__QUESTÕES SOBRE O MATERIAL__:
1. Indique se cada afirmação a seguir está de acordo com o texto sobre a regeneração da retina. Responda sim ou não e cite entre aspas as palavras do texto que decidem. (a) A regeneração de tecido ocular nervoso em mamíferos foi obtida pela primeira vez na história da medicina. (b) A proteína identificada pelos pesquisadores estimula o processo de regeneração. (c) No peixe-zebra, células gliais dão origem a novas células nervosas visuais.
2. Extraia do texto sobre a regeneração da retina o trecho que começa em "A inspiração para" e termina em "células nervosas visuais.".

__TEXTO__:
***

Pela primeira vez na história da medicina, pesquisadores conseguiram regenerar tecido ocular nervoso em mamíferos, reabrindo uma porta que parecia definitivamente fechada: a possibilidade de restaurar a visão em pessoas com doenças degenerativas da retina. O feito foi possível graças à identificação de uma proteína que bloqueia naturalmente esse processo — e cuja inibição permite resultados antes inimagináveis.
O peixe que inspirou um milagre científico

A inspiração para o estudo veio de um pequeno animal que esconde uma habilidade poderosa: o peixe-zebra. Esse vertebrado tem a capacidade natural de regenerar a retina, recuperando a visão após lesões ou degenerações. O segredo está em um mecanismo biológico que transforma células de suporte ocular (gliais) em novas células nervosas visuais.

***

__DADOS EXTRAÍDOS__:

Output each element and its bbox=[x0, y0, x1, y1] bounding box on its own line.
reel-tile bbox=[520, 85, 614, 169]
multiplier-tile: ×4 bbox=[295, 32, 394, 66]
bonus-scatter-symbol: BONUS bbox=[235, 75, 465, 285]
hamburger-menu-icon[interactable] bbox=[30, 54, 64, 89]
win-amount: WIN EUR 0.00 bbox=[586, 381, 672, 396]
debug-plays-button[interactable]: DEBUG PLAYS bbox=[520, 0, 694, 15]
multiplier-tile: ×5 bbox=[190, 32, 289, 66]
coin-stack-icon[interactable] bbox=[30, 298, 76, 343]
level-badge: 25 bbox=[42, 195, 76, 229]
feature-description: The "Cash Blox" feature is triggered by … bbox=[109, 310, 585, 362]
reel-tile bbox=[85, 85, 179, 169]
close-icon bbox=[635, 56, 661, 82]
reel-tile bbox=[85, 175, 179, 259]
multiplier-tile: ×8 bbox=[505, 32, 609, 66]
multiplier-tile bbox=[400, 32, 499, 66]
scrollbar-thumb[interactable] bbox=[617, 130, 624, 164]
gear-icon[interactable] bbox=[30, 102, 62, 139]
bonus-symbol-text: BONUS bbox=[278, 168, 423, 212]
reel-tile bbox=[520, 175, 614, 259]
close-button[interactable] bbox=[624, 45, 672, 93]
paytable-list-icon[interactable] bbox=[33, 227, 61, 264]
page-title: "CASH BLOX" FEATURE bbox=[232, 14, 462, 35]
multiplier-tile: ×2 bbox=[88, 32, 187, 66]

***

__CONJUNTO DE RESPOSTAS__:
1.
(a) Sim: "Pela primeira vez na história da medicina, pesquisadores conseguiram regenerar tecido ocular nervoso em mamíferos".
(b) Não: "uma proteína que bloqueia naturalmente esse processo".
(c) Sim: "transforma células de suporte ocular (gliais) em novas células nervosas visuais".

2.
A inspiração para o estudo veio de um pequeno animal que esconde uma habilidade poderosa: o peixe-zebra. Esse vertebrado tem a capacidade natural de regenerar a retina, recuperando a visão após lesões ou degenerações. O segredo está em um mecanismo biológico que transforma células de suporte ocular (gliais) em novas células nervosas visuais.